___ Extracted text ___

- Drs. Chang, Brown, Pollack, Brooks, van de Rijn, Jeffrey, Dahl, Tibshirani and Hastie, using a variety of approaches, discovered and validated novel prognostic patterns of gene expression that contributed significant new information for predicting progression or metastasis of several common human cancers, including lymphoma [103, 105, 106, 110], leukemia [100], glioblastoma [94], cancers of the breast [62-66, 75], prostate [79], lung [64, 83], stomach [64, 86, 87] and ovary. These signatures have led to the classification of tumors into novel subclasses with significantly different prognoses.
- Using DNA micorarrays, Drs. Chang, Brown, Tibshirani, van de Rijn, Hastie and co-workers have discovered gene expression programs that link wound healing and hypoxia to cancer progression. They have demonstrated that the appearance of a “wound healing” signature and a “hypoxia-response” signature can independently predict both progression and metastasis in breast cancer [63, 64]. This research provides new insight to the role of the wound-response pathway and hypoxia and oxygen recruitment in the fundamental biology of solid tumors.
- DNA display technology developed by Dr. Harbury and co-workers is the first and still the only practical method for in vitro evolution of a synthetic chemical library [122-124]. This technology provides a rapid combinatorial synthesis approach combined with the ability to engage in rounds of enrichment for compounds with the correct binding activity and has tremendous potential for the discovery of new compounds with applications to detection, diagnosis and treatment of cancer.

___ Information shown ___

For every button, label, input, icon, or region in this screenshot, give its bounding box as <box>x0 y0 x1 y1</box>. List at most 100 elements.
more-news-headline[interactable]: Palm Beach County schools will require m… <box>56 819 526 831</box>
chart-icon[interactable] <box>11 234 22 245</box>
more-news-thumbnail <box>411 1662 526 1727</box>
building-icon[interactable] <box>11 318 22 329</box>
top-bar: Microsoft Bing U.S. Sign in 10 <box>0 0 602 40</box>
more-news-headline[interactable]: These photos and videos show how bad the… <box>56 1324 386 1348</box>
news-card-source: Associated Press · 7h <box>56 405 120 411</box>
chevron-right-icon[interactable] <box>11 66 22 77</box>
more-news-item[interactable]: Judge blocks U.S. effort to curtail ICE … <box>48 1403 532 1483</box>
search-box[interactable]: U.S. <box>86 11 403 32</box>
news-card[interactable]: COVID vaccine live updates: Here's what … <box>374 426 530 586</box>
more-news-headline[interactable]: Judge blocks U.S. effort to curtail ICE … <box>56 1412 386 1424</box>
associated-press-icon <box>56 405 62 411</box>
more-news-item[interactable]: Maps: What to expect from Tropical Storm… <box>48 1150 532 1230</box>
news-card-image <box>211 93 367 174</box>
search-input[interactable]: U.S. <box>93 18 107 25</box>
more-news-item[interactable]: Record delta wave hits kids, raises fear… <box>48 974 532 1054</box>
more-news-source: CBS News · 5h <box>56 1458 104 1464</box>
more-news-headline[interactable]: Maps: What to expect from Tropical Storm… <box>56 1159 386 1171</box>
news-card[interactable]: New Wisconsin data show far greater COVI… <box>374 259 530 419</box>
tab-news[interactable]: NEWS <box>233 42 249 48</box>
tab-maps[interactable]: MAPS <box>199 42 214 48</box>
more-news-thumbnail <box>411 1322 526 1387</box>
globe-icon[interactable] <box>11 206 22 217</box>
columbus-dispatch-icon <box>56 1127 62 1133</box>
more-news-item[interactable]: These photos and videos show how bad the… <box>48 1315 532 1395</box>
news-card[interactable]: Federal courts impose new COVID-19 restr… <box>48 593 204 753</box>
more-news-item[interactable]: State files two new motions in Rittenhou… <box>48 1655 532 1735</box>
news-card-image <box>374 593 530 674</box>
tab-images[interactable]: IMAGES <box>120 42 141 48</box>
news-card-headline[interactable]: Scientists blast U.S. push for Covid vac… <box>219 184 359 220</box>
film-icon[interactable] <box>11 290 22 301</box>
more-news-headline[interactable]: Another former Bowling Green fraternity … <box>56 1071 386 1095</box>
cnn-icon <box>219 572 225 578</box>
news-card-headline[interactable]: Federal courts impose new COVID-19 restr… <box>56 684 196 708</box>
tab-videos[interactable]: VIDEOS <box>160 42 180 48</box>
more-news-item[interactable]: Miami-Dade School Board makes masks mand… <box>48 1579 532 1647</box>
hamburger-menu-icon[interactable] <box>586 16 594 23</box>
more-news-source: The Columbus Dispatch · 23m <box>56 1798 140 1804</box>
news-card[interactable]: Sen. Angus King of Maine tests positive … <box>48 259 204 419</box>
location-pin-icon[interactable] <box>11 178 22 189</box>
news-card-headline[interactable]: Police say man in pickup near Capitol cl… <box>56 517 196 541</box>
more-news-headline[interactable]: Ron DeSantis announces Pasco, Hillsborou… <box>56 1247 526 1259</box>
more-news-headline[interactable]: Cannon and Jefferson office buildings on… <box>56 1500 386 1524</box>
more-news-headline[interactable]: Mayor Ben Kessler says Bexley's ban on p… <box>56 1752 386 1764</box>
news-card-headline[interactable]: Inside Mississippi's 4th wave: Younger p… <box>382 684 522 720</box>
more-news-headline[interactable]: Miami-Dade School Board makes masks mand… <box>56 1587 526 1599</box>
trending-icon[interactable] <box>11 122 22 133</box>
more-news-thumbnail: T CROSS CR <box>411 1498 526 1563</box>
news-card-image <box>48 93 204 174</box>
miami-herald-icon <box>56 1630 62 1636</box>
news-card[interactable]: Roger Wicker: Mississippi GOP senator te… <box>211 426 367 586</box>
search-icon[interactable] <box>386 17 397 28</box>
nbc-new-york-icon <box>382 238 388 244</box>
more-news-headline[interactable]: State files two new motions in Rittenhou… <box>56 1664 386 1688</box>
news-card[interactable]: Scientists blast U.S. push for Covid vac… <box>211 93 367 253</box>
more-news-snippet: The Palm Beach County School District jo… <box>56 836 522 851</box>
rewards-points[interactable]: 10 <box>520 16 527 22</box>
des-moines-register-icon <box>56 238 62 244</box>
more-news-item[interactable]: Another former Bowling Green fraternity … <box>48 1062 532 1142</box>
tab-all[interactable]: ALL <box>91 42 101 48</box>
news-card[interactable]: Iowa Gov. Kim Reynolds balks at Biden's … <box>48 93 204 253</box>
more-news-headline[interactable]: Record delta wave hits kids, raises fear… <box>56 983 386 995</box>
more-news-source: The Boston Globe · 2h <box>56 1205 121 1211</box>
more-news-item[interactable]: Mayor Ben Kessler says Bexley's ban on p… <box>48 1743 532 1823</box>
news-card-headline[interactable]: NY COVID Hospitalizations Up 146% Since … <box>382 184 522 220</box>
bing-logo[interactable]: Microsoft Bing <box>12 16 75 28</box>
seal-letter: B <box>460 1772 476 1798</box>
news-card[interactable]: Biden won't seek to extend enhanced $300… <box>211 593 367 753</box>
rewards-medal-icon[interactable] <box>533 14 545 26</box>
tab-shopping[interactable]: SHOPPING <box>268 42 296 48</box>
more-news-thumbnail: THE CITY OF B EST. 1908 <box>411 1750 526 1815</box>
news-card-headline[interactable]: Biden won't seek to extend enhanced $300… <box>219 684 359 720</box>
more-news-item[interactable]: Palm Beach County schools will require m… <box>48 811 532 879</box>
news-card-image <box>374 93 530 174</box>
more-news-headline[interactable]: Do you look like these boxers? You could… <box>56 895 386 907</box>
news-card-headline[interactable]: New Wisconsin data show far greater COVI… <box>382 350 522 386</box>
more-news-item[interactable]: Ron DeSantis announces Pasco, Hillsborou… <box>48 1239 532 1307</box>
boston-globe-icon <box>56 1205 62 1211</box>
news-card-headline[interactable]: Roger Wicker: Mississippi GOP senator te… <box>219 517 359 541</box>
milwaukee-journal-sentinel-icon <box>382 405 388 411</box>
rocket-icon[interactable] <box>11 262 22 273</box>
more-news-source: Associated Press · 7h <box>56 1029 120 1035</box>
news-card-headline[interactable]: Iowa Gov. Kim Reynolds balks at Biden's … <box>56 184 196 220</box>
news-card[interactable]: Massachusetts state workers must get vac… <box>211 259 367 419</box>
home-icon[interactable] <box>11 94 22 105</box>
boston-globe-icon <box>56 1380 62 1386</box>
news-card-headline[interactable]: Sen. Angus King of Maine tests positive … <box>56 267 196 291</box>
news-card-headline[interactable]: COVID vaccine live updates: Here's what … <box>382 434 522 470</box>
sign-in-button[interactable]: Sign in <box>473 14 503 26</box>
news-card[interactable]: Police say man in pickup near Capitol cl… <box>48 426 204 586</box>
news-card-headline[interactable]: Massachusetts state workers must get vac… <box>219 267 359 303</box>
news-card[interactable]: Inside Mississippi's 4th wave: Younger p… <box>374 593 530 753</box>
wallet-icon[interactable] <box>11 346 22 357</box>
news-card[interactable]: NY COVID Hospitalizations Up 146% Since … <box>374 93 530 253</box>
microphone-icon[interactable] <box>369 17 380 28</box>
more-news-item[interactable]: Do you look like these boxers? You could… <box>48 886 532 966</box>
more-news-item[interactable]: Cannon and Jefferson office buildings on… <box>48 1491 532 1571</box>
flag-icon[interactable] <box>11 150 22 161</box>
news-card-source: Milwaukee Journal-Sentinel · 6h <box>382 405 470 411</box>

___

## Work order 1
Reproduce the portion of the cancer research summary starting with "- Drs. Chang, Brown, Pollack, Brooks, van" and going on through "significantly different prognoses.".
## Work order 2
Answer these questions from the cancer research summary:
(a) What did the prognostic gene expression signatures lead to?
(b) Which two signatures can independently predict progression and metastasis in breast cancer?
(c) Who developed DNA display technology with co-workers?
## Work order 3
Pick up the cancer research summary after its final sentence and continue writing it.
The items are separate material, not part of the cancer research summary.

## Answer area 1
- Drs. Chang, Brown, Pollack, Brooks, van de Rijn, Jeffrey, Dahl, Tibshirani and Hastie, using a variety of approaches, discovered and validated novel prognostic patterns of gene expression that contributed significant new information for predicting progression or metastasis of several common human cancers, including lymphoma [103, 105, 106, 110], leukemia [100], glioblastoma [94], cancers of the breast [62-66, 75], prostate [79], lung [64, 83], stomach [64, 86, 87] and ovary. These signatures have led to the classification of tumors into novel subclasses with significantly different prognoses.

## Answer area 2
(a) The classification of tumors into novel subclasses with significantly different prognoses.
(b) A "wound healing" signature and a "hypoxia-response" signature.
(c) Dr. Harbury.

## Answer area 3
- Dr. Zare has pioneered many experimental methods using state-of-the-art capillary electrophoresis, mass spectrometry and microfluidics to quantitatively analyze the molecules present in a single cell. Most relevant to this program has been his continuing work on microscale resolution and analysis of complex chemical mixtures and its application to basic and applied biological problems [125-144].
- Drs. Herschlag and Brown developed microarray methods for genome-wide profiling of translational regulation and RNA decay rates and a systematic approach to investigating the specificity and regulatory logic of RNA binding proteins on a genome-wide scale [7, 21, 38, 53-56].
- Dr. Bogyo pioneered an approach to profiling the in vivo activity of proteases using chemical probes, and has applied this approach to profiling proteases human cancer [145-153] (BioTechniques, 2005).
- Dr. Chu, in collaboration with Dr. Tibshirani, invented and implemented several of the most powerful and widely used methods for analyzing microarray data [101, 154-162], including Significance Analysis of Microarrays (SAM) [162], which identifies genes with reproducible changes in expression and supplies a false detection rate from permutation of the data. The predictive analysis of microarrays (PAM) method, using Nearest Shrunken Centroids finds and cross-validates genes that classify a sample by proximity to the nearest centroid for gene expression [161]. Supervised principle component analysis (superPC) uses a step-wise approach to identify principle components in expression patterns correlated with a clinical parameter and evaluate their predictive power [101, 157]. These methods have been widely and successfully used in hundreds of published studies.
- Dr. Sherlock has led the development and continual improvement of the Stanford Microarray Database, one of the largest, and probably the most widely used systematic database for global gene expression data, as well as a web-accessible tool-kit for microarray data analysis [111-116, 118, 163, 164].
- Drs. Brown, Mark Davis and Daniel Chen (Immunology and Immunotherapy; Program 7) and colleagues developed methods using peptide-MHC microarrays to manipulate living cells, investigate their responses to specific molecular signals, and profile the binding specificity of their surface receptors [165, 166].
- Dr. Brown and colleagues developed a protein microarray technology that allows sensitive, quantitative detection and measurement of hundreds of different proteins in complex mixtures (like human serum), or for profiling patterns of antibody (or autoantibody) specificity [167, 168]. This technology has been widely adopted, and is currently being employed by Dr. Robinson for his studies in Program 7.